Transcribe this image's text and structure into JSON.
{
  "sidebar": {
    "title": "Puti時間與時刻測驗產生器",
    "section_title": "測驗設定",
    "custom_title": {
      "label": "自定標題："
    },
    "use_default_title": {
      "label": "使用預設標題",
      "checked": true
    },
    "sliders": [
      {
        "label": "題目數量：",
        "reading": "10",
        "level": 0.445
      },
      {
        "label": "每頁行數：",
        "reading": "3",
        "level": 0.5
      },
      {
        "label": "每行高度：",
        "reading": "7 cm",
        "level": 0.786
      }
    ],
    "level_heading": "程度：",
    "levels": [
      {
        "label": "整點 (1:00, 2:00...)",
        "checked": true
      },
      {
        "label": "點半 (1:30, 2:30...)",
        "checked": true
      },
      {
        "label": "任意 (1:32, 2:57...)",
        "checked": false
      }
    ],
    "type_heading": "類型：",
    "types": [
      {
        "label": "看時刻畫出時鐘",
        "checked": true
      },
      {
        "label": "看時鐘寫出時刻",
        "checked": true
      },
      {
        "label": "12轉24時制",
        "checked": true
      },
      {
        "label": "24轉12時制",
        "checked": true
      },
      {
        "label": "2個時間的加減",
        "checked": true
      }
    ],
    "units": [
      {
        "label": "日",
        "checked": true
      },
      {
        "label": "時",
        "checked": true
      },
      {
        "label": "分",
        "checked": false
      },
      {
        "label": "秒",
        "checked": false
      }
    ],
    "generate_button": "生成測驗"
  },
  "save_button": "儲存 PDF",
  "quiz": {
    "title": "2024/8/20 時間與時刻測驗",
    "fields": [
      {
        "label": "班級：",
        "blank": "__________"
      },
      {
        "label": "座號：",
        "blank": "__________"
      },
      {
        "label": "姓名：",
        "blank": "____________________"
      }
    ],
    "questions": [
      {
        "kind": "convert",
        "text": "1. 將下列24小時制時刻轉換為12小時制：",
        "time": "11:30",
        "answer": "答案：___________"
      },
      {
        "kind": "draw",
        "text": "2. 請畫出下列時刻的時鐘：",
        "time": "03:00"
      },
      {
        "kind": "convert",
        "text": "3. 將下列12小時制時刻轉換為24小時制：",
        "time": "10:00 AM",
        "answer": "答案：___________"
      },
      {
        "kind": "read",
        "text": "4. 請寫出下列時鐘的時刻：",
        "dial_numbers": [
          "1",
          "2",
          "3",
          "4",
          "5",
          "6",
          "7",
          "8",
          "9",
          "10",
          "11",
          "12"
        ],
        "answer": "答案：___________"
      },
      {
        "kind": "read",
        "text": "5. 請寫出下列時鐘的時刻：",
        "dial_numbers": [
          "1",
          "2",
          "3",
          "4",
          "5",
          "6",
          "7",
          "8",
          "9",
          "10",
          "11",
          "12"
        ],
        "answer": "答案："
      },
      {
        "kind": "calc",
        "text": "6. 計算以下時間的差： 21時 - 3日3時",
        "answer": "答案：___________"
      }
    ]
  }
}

= = = =

What do the records say? Quote them all exactly.

REPLY TO THE EXERCISE:
Transcribe this image's text and structure into JSON.
{
  "sidebar": {
    "title": "Puti時間與時刻測驗產生器",
    "section_title": "測驗設定",
    "custom_title": {
      "label": "自定標題："
    },
    "use_default_title": {
      "label": "使用預設標題",
      "checked": true
    },
    "sliders": [
      {
        "label": "題目數量：",
        "reading": "10",
        "level": 0.445
      },
      {
        "label": "每頁行數：",
        "reading": "3",
        "level": 0.5
      },
      {
        "label": "每行高度：",
        "reading": "7 cm",
        "level": 0.786
      }
    ],
    "level_heading": "程度：",
    "levels": [
      {
        "label": "整點 (1:00, 2:00...)",
        "checked": true
      },
      {
        "label": "點半 (1:30, 2:30...)",
        "checked": true
      },
      {
        "label": "任意 (1:32, 2:57...)",
        "checked": false
      }
    ],
    "type_heading": "類型：",
    "types": [
      {
        "label": "看時刻畫出時鐘",
        "checked": true
      },
      {
        "label": "看時鐘寫出時刻",
        "checked": true
      },
      {
        "label": "12轉24時制",
        "checked": true
      },
      {
        "label": "24轉12時制",
        "checked": true
      },
      {
        "label": "2個時間的加減",
        "checked": true
      }
    ],
    "units": [
      {
        "label": "日",
        "checked": true
      },
      {
        "label": "時",
        "checked": true
      },
      {
        "label": "分",
        "checked": false
      },
      {
        "label": "秒",
        "checked": false
      }
    ],
    "generate_button": "生成測驗"
  },
  "save_button": "儲存 PDF",
  "quiz": {
    "title": "2024/8/20 時間與時刻測驗",
    "fields": [
      {
        "label": "班級：",
        "blank": "__________"
      },
      {
        "label": "座號：",
        "blank": "__________"
      },
      {
        "label": "姓名：",
        "blank": "____________________"
      }
    ],
    "questions": [
      {
        "kind": "convert",
        "text": "1. 將下列24小時制時刻轉換為12小時制：",
        "time": "11:30",
        "answer": "答案：___________"
      },
      {
        "kind": "draw",
        "text": "2. 請畫出下列時刻的時鐘：",
        "time": "03:00"
      },
      {
        "kind": "convert",
        "text": "3. 將下列12小時制時刻轉換為24小時制：",
        "time": "10:00 AM",
        "answer": "答案：___________"
      },
      {
        "kind": "read",
        "text": "4. 請寫出下列時鐘的時刻：",
        "dial_numbers": [
          "1",
          "2",
          "3",
          "4",
          "5",
          "6",
          "7",
          "8",
          "9",
          "10",
          "11",
          "12"
        ],
        "answer": "答案：___________"
      },
      {
        "kind": "read",
        "text": "5. 請寫出下列時鐘的時刻：",
        "dial_numbers": [
          "1",
          "2",
          "3",
          "4",
          "5",
          "6",
          "7",
          "8",
          "9",
          "10",
          "11",
          "12"
        ],
        "answer": "答案："
      },
      {
        "kind": "calc",
        "text": "6. 計算以下時間的差： 21時 - 3日3時",
        "answer": "答案：___________"
      }
    ]
  }
}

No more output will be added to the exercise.